DIRECTIONS FOR THIS TASK: Can you copy out, word for word, the part of the dplyr filter thread that opens with the words containing "df %>% filter(!rowSums(. <" and closes with "filter_each(funs(. >= 2), -X5)"?

SUPPLIED TEXT:
[Start]

Dplyr: Filter on multiple columns without implicitly naming them

Created on 2 Feb 2015 · 6Comments · Source: tidyverse/dplyr

I wonder if there is a possibility to add _each to filter() in order to filter on multiple columns without implicitly naming them (this comes in handy for initial validations on dataframes):

df <- data.frame(replicate(5,sample(1:10,10,rep=TRUE)))

Instead of using:

df %>% filter(X1 >= 2, X2 >= 2, X3 >= 2, X4 >= 2, X5 >= 2)

df %>% filter(!rowSums(. < 2))

We could use something like: filter_each(funs(. >= 2))

This would be even more convenient in a situation in which we would like to apply a filter on all columns but one and mimic and hypothetical: filter_each(funs(. >= 2), -X5)

Right now the best altervative we've found on SO is:

df %>% slice(which(!rowSums(select(., -matches('X5')) < 2L)))

df %>% filter(!rowSums(.[, !colnames(.) %in% 'X5', drop = FALSE] < 2))

http://stackoverflow.com/questions/28183653/filter-each-column-of-a-data-frame-based-on-a-specific-value

Source

voxnonecho

Most helpful comment

There is filter_at(), filter_if() and filter_all() in the dev version.

lionel- on 11 Apr 2017

👍3

All 6 comments

Can you please provide a realistic example of when you'd use this?

[End]

Annotations of page elements:
[Start]

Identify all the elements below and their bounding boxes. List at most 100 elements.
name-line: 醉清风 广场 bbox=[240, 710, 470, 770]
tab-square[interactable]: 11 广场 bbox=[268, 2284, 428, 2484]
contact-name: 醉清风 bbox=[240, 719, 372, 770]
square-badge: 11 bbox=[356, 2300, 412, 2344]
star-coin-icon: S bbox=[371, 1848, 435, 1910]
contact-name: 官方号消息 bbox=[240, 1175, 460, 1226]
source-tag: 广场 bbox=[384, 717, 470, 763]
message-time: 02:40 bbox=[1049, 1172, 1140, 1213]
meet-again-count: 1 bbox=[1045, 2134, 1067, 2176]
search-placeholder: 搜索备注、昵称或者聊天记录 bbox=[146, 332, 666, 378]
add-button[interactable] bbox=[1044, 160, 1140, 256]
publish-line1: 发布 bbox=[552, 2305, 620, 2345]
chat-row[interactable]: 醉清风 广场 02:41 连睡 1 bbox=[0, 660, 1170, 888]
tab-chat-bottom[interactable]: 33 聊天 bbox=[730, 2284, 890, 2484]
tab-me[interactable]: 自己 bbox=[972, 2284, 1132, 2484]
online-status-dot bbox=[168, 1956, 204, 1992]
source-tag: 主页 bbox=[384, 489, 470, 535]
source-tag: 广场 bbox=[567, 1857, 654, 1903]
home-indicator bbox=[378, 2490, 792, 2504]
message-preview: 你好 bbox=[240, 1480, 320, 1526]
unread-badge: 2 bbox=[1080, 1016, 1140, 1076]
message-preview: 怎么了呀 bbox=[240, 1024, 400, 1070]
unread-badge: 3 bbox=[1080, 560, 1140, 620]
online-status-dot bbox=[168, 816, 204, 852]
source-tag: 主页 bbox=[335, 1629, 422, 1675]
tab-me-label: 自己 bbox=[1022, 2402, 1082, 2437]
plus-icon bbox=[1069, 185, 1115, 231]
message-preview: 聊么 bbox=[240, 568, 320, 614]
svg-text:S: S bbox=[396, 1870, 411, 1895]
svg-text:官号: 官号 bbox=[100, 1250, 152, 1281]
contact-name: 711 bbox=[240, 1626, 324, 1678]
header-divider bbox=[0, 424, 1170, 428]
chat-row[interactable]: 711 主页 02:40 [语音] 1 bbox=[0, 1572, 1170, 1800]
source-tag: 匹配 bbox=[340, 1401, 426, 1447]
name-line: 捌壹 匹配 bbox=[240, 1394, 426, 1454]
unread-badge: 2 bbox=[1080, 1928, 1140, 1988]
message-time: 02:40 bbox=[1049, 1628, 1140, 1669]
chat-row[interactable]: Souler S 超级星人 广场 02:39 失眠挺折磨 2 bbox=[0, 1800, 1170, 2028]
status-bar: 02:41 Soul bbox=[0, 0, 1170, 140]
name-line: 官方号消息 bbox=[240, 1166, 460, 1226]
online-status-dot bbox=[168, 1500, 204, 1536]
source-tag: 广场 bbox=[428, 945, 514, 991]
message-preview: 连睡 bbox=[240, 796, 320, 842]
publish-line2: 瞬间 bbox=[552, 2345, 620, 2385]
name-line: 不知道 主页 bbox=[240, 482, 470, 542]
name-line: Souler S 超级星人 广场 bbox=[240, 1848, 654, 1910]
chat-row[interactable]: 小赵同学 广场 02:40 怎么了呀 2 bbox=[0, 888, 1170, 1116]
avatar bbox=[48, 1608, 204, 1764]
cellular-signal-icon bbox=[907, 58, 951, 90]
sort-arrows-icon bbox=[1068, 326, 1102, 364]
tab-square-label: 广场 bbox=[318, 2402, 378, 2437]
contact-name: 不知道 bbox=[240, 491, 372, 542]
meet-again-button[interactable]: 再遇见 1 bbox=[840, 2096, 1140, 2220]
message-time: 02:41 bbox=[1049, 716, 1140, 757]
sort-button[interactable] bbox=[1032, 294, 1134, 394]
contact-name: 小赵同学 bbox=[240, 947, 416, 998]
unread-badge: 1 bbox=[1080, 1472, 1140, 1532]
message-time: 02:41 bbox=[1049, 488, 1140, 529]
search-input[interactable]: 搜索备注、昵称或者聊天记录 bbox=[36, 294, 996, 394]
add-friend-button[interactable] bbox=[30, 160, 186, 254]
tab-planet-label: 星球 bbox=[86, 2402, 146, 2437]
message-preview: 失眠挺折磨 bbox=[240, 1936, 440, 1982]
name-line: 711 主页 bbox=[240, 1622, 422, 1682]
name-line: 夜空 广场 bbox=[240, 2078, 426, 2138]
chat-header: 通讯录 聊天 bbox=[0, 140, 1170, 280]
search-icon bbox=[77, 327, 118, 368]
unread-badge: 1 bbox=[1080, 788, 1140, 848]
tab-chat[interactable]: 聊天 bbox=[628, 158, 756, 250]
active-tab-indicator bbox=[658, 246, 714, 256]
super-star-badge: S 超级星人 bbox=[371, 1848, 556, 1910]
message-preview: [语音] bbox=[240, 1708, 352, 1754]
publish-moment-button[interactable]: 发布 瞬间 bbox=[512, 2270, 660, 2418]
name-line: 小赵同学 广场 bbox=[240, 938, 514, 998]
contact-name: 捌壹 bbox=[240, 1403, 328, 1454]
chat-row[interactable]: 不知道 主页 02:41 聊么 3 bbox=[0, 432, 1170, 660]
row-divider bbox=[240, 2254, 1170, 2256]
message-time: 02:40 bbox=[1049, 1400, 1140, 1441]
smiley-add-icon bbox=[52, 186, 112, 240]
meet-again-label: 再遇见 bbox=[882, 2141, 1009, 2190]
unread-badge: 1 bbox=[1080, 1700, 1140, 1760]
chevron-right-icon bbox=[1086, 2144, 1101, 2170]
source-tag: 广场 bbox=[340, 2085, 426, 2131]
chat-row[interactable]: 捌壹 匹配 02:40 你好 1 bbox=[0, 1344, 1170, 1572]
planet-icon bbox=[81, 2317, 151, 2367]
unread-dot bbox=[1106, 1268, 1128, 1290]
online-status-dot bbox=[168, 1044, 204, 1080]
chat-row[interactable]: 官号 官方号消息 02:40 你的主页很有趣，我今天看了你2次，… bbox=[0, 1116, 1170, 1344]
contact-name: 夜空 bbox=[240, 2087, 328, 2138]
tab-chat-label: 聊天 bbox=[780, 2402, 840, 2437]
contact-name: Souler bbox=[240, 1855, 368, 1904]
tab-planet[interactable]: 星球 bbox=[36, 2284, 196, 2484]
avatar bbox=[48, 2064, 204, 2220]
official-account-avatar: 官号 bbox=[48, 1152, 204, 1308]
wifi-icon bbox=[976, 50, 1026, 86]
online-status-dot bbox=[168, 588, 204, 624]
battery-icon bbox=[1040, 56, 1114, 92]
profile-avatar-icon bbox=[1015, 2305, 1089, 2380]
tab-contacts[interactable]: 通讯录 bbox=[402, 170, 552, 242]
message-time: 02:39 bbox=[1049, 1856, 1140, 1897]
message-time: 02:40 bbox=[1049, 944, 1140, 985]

[End]

WRITTEN RESPONSE:
df %>% filter(!rowSums(. < 2))

We could use something like: filter_each(funs(. >= 2))

This would be even more convenient in a situation in which we would like to apply a filter on all columns but one and mimic and hypothetical: filter_each(funs(. >= 2), -X5)